◆ SHORT EXERCISE ◆
Copy each line of the records that contains the word "Wisconsin".

Records from a data collection:
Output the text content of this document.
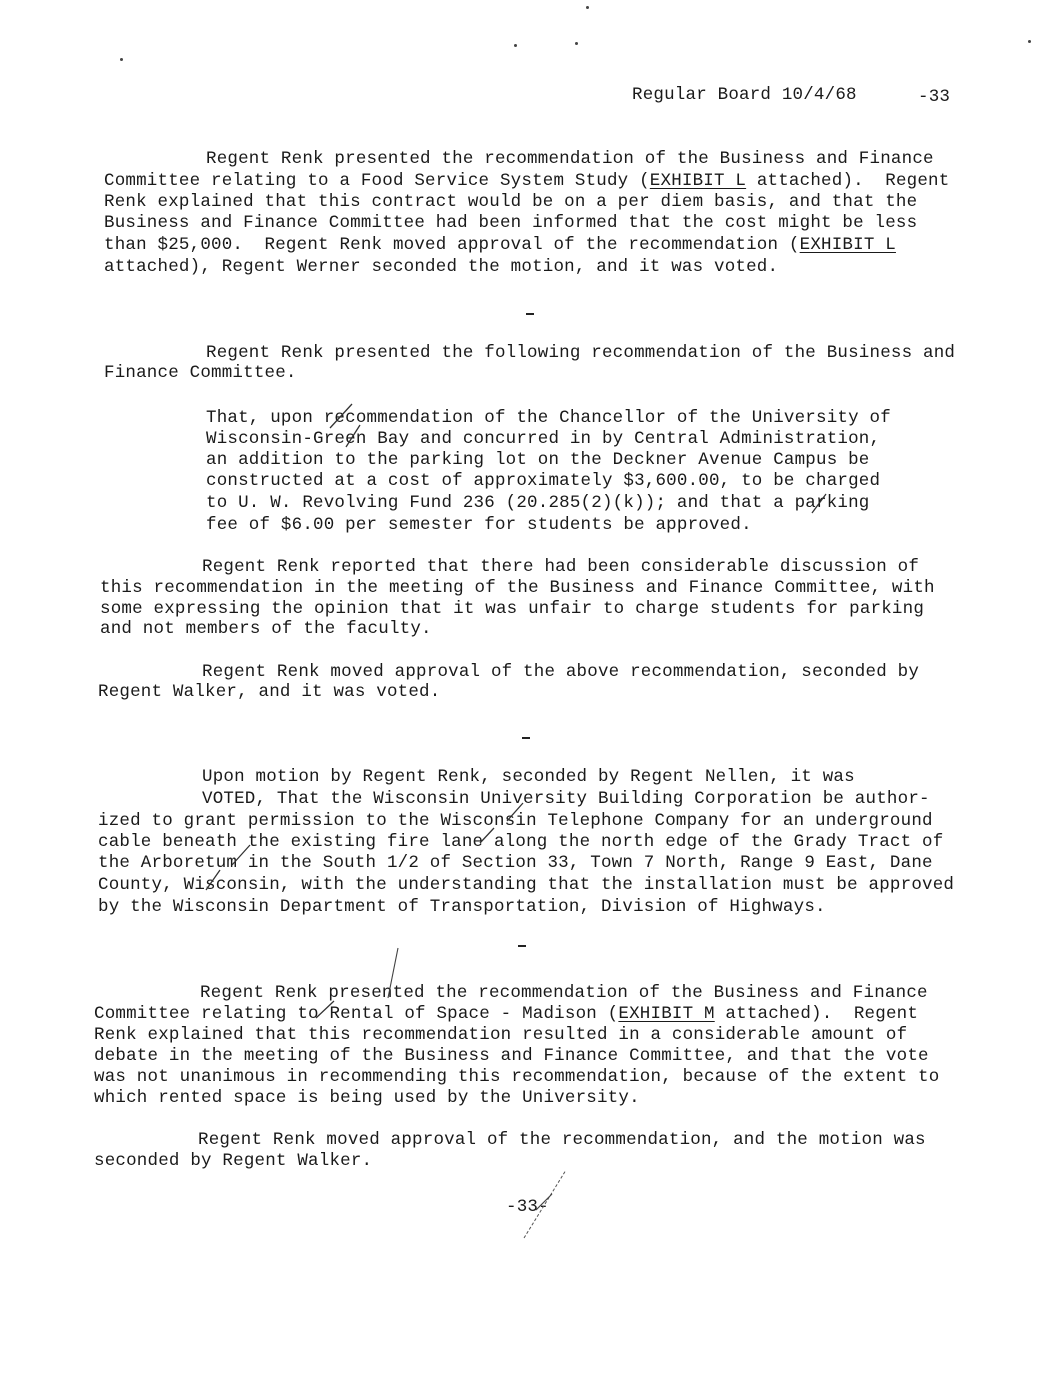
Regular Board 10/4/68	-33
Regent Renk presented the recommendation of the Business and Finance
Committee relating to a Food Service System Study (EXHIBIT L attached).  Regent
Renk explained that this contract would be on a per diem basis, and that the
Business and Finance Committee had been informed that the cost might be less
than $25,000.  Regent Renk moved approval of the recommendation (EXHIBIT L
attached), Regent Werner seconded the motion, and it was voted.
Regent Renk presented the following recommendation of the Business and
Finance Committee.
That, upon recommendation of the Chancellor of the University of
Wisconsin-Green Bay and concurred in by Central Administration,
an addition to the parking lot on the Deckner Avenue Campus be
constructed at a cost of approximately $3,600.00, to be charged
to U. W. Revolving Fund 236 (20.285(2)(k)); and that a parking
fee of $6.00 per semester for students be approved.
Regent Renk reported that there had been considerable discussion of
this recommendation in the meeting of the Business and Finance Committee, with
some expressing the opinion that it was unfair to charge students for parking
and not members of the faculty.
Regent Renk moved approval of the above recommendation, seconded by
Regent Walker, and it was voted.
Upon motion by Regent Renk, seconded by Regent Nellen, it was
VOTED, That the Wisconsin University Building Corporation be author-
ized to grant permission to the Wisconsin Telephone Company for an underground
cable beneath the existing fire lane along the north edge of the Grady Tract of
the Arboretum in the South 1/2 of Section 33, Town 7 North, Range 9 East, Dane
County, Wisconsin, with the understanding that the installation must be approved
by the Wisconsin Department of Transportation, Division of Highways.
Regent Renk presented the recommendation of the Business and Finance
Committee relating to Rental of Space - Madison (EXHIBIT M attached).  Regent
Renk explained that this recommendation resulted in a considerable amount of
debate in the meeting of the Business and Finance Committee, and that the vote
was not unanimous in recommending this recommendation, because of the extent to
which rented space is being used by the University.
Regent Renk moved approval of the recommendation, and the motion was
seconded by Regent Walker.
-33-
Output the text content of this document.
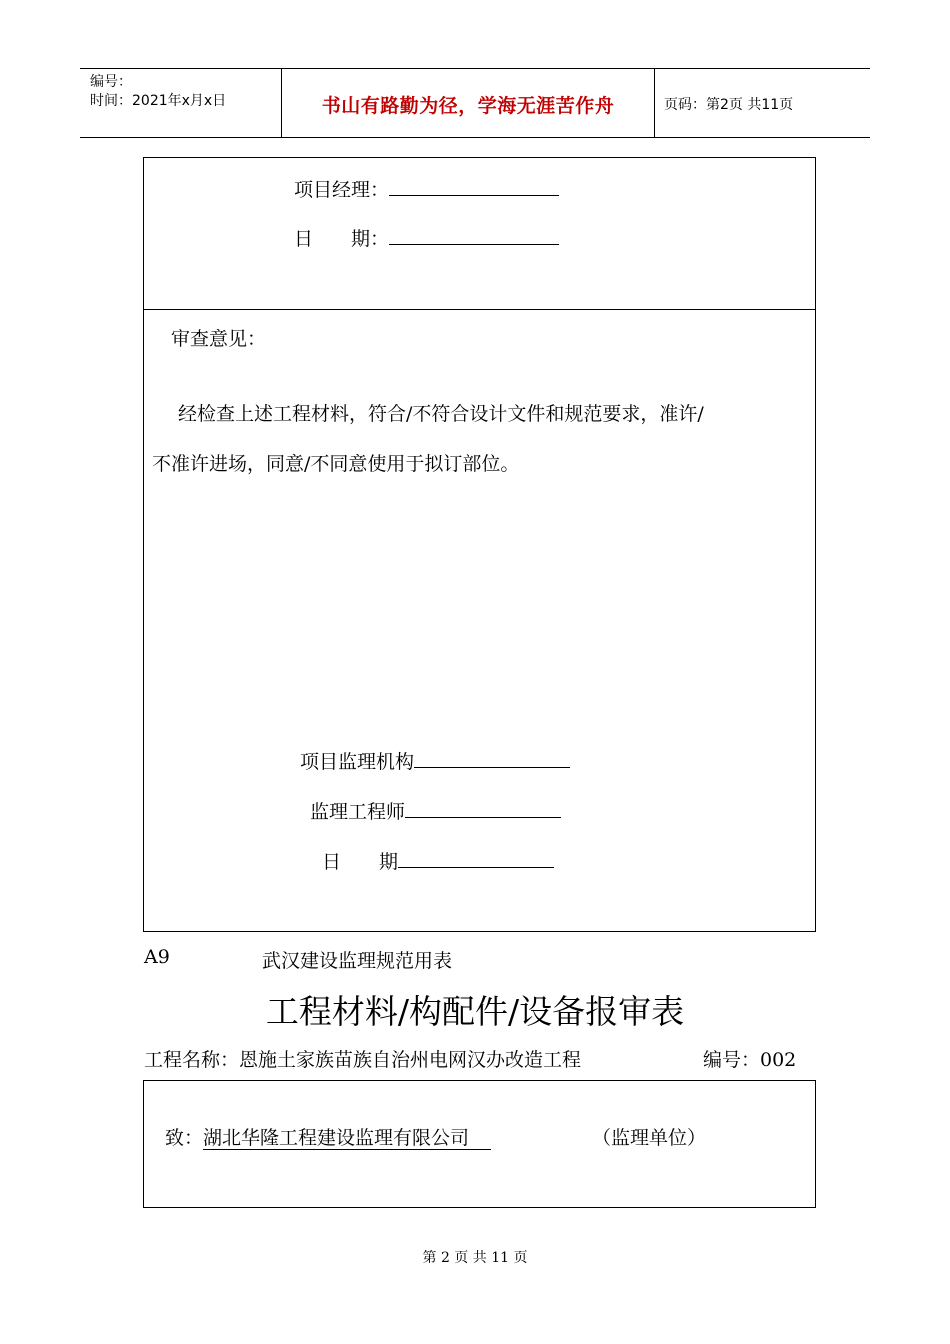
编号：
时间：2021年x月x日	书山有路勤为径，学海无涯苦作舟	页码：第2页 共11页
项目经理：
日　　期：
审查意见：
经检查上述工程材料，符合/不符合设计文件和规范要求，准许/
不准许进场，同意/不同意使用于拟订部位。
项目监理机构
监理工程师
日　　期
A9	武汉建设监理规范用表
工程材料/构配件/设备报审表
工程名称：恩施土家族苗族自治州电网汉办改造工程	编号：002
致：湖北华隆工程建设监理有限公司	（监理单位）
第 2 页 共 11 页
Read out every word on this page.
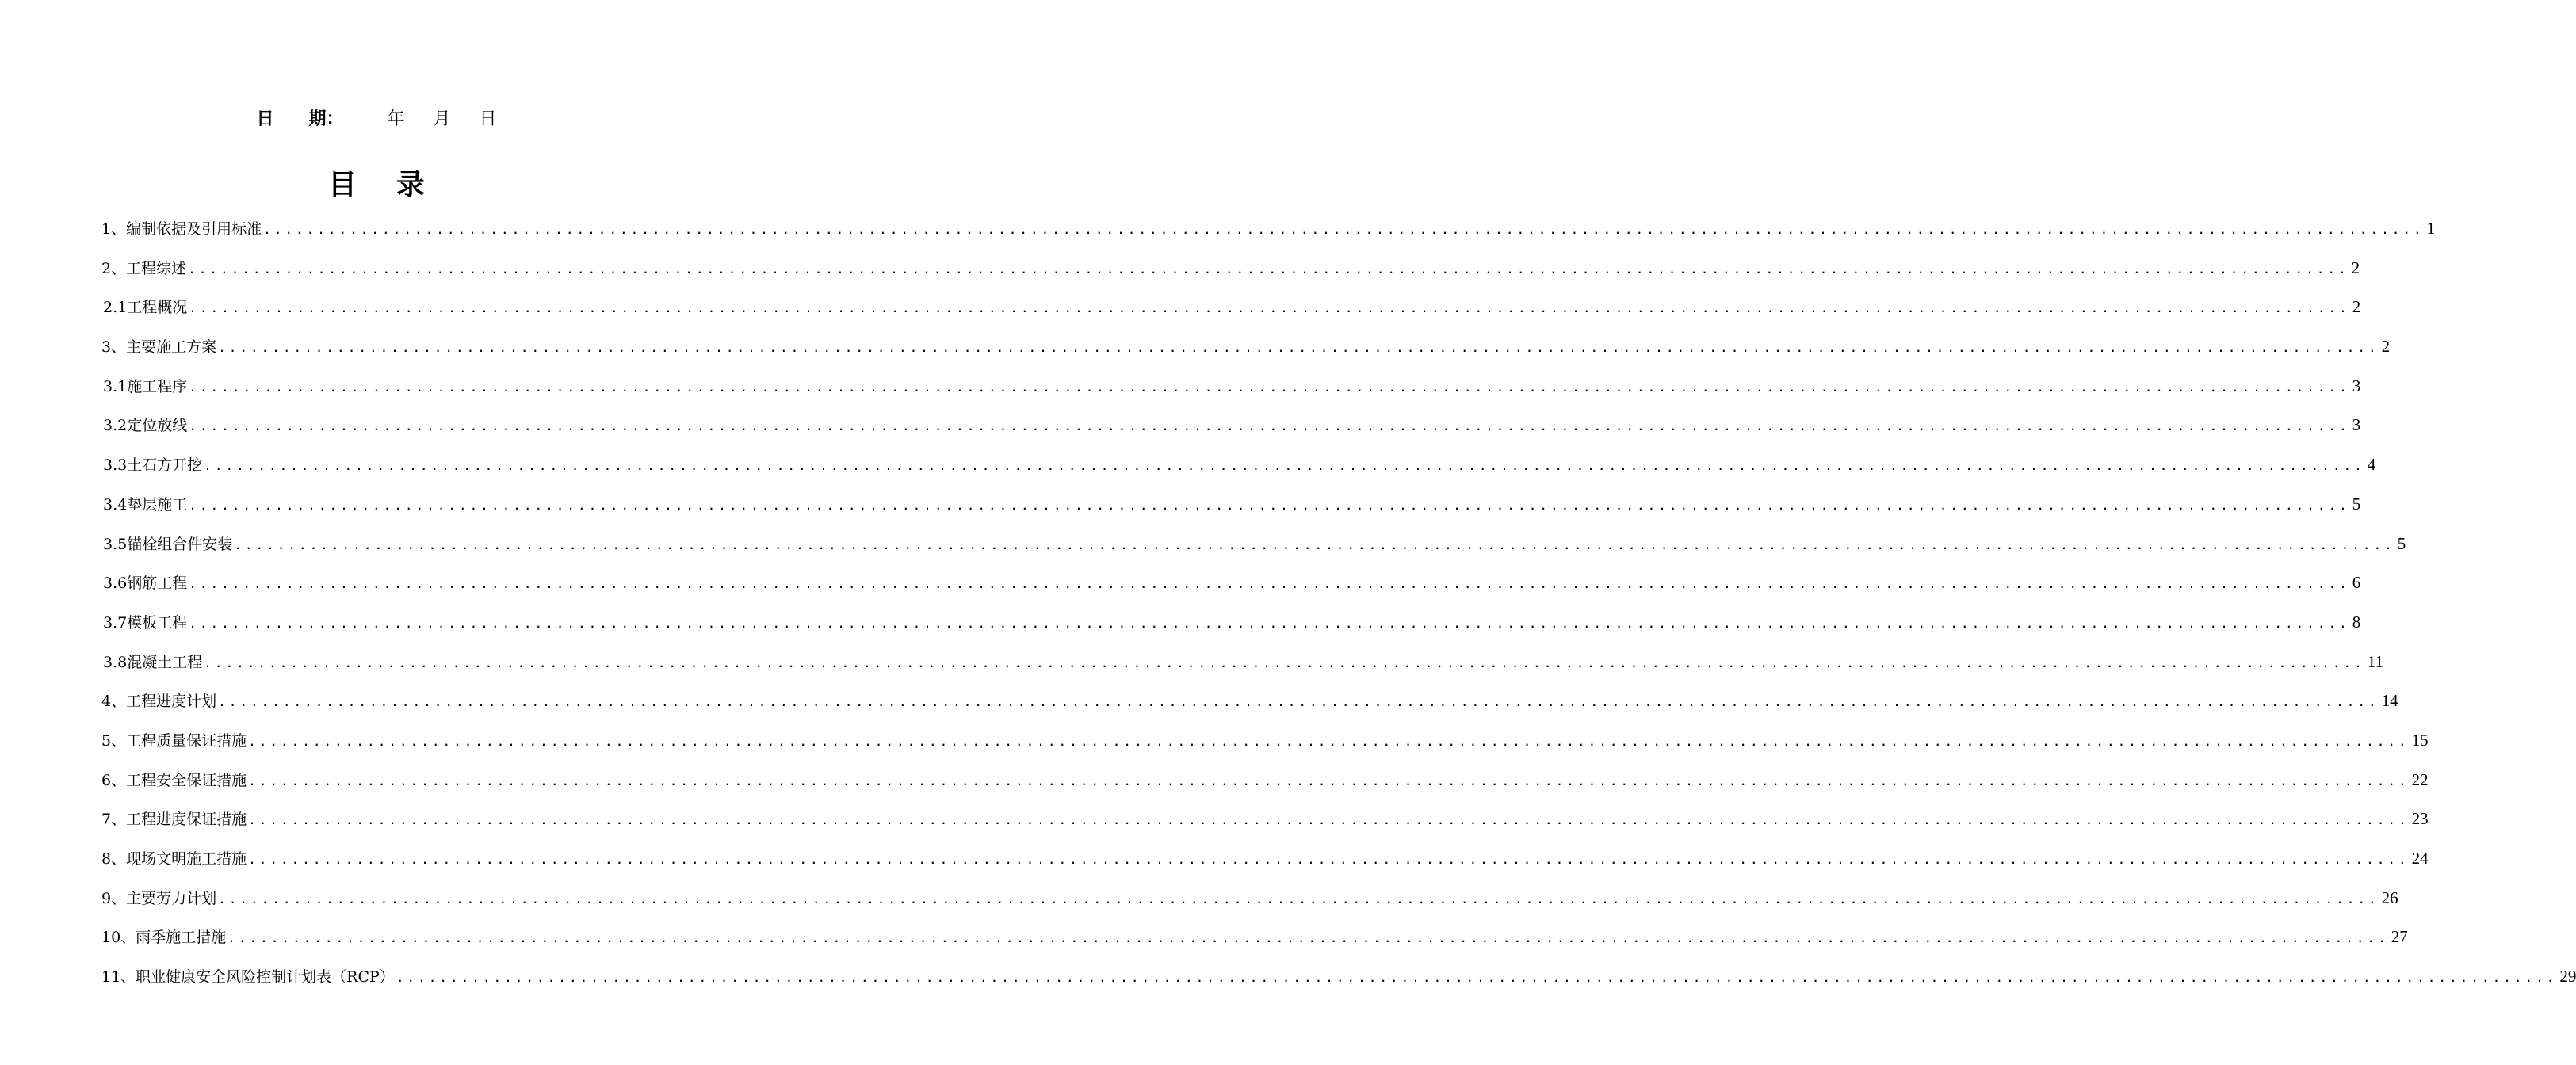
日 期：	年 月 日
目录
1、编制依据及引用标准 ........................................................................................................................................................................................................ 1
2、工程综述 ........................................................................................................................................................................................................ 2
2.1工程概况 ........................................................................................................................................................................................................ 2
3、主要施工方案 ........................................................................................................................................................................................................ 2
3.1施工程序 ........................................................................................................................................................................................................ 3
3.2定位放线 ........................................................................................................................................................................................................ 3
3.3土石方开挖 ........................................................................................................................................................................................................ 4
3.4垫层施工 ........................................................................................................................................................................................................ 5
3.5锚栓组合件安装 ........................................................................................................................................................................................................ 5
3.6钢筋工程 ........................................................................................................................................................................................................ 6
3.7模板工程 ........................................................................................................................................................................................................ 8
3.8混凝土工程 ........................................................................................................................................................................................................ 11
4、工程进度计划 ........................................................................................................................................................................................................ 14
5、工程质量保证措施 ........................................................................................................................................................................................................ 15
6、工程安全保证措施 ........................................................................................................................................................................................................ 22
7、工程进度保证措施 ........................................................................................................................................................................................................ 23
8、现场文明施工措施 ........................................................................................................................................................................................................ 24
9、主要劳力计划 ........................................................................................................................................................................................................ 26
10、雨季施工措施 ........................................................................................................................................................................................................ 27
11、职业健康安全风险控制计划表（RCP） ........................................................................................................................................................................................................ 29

◆ FINAL ANSWER ◆
Wisconsin-Green Bay and concurred in by Central Administration,
VOTED, That the Wisconsin University Building Corporation be author-
ized to grant permission to the Wisconsin Telephone Company for an underground
County, Wisconsin, with the understanding that the installation must be approved
by the Wisconsin Department of Transportation, Division of Highways.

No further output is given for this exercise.